EXTRACTED RECORDS:
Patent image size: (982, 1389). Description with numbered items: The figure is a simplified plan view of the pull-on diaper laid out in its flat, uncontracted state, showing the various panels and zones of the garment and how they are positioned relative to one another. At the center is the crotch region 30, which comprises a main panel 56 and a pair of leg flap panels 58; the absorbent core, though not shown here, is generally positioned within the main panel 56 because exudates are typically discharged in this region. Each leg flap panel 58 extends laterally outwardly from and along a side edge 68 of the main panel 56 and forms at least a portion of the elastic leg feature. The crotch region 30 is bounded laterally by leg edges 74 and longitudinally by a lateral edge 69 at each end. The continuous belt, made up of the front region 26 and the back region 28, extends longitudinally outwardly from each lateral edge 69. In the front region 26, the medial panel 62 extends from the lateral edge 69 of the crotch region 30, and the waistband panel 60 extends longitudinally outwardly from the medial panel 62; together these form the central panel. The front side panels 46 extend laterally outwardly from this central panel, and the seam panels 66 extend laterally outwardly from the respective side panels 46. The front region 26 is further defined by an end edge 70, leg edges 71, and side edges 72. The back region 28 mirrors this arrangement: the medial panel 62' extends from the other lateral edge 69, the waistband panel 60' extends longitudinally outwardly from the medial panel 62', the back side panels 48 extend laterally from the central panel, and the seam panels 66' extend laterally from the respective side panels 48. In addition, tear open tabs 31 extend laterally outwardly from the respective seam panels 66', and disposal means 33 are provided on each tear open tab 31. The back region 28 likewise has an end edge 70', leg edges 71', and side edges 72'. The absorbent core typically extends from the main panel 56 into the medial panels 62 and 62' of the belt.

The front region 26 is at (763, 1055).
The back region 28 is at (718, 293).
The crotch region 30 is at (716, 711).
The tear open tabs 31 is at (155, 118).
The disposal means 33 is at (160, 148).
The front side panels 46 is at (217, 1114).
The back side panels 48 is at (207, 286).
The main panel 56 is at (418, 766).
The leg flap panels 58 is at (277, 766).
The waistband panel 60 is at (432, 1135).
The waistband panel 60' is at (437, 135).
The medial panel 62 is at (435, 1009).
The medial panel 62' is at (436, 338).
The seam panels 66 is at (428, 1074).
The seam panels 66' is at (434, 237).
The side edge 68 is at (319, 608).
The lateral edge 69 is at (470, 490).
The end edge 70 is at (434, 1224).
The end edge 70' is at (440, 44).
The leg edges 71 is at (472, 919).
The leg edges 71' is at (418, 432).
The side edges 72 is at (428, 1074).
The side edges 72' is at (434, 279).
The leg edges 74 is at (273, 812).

...

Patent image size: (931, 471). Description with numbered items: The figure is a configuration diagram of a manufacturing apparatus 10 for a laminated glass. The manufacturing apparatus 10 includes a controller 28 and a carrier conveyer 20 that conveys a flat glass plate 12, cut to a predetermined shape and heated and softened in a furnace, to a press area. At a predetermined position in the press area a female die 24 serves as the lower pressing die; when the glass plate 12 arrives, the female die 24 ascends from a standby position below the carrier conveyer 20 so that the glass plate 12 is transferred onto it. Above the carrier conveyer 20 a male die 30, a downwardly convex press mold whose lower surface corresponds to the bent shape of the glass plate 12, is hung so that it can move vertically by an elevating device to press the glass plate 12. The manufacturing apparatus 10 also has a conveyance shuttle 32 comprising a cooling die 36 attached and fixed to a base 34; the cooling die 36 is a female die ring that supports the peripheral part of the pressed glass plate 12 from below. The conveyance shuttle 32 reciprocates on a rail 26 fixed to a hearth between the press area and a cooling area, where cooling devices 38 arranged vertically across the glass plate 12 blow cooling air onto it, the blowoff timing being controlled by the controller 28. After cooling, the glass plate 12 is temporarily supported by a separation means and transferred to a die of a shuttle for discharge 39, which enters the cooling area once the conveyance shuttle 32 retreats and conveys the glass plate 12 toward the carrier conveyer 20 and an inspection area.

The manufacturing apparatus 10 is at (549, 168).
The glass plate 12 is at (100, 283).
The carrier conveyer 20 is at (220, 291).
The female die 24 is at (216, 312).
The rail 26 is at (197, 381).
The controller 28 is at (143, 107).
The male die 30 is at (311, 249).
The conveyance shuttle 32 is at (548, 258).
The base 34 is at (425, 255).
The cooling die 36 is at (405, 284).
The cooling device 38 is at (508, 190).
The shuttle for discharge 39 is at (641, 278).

--

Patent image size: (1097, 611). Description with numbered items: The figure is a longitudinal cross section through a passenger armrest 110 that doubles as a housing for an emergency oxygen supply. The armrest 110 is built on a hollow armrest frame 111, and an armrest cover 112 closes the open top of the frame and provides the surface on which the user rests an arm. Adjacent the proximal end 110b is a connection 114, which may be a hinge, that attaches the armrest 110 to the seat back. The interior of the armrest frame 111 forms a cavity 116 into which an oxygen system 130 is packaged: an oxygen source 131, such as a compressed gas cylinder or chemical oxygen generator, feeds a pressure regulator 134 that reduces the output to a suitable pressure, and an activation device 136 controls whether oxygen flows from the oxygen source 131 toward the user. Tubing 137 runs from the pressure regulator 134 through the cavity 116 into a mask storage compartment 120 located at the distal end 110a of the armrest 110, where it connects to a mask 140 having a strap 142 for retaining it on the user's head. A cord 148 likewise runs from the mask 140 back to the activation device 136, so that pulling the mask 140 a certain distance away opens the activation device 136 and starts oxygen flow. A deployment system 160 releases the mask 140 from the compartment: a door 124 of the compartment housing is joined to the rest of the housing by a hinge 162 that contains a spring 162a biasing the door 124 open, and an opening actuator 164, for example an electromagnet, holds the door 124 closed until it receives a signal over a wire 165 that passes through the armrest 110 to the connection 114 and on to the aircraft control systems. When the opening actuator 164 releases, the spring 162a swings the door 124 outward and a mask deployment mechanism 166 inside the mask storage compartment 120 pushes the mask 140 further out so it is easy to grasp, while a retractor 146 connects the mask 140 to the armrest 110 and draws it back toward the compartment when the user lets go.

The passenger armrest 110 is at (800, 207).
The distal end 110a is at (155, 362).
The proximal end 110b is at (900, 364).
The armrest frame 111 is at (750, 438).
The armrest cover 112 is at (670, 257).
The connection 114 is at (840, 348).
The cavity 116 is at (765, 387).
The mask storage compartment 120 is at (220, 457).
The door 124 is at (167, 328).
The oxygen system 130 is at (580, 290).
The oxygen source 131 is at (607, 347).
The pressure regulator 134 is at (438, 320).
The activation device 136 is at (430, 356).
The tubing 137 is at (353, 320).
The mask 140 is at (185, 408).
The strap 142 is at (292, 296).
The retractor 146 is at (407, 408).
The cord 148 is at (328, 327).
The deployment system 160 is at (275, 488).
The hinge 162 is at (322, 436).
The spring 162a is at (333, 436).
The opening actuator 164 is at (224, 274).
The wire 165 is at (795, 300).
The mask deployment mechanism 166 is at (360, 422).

EXERCISE DESCRIPTION: Copy the lines verbatim, starting at the line that contains "Patent image size: (1097, 611)." and ending at the line that contains "The proximal end 110b is at (900, 364).", with both of those lines included.

TASK RESPONSE:
Patent image size: (1097, 611). Description with numbered items: The figure is a longitudinal cross section through a passenger armrest 110 that doubles as a housing for an emergency oxygen supply. The armrest 110 is built on a hollow armrest frame 111, and an armrest cover 112 closes the open top of the frame and provides the surface on which the user rests an arm. Adjacent the proximal end 110b is a connection 114, which may be a hinge, that attaches the armrest 110 to the seat back. The interior of the armrest frame 111 forms a cavity 116 into which an oxygen system 130 is packaged: an oxygen source 131, such as a compressed gas cylinder or chemical oxygen generator, feeds a pressure regulator 134 that reduces the output to a suitable pressure, and an activation device 136 controls whether oxygen flows from the oxygen source 131 toward the user. Tubing 137 runs from the pressure regulator 134 through the cavity 116 into a mask storage compartment 120 located at the distal end 110a of the armrest 110, where it connects to a mask 140 having a strap 142 for retaining it on the user's head. A cord 148 likewise runs from the mask 140 back to the activation device 136, so that pulling the mask 140 a certain distance away opens the activation device 136 and starts oxygen flow. A deployment system 160 releases the mask 140 from the compartment: a door 124 of the compartment housing is joined to the rest of the housing by a hinge 162 that contains a spring 162a biasing the door 124 open, and an opening actuator 164, for example an electromagnet, holds the door 124 closed until it receives a signal over a wire 165 that passes through the armrest 110 to the connection 114 and on to the aircraft control systems. When the opening actuator 164 releases, the spring 162a swings the door 124 outward and a mask deployment mechanism 166 inside the mask storage compartment 120 pushes the mask 140 further out so it is easy to grasp, while a retractor 146 connects the mask 140 to the armrest 110 and draws it back toward the compartment when the user lets go.

The passenger armrest 110 is at (800, 207).
The distal end 110a is at (155, 362).
The proximal end 110b is at (900, 364).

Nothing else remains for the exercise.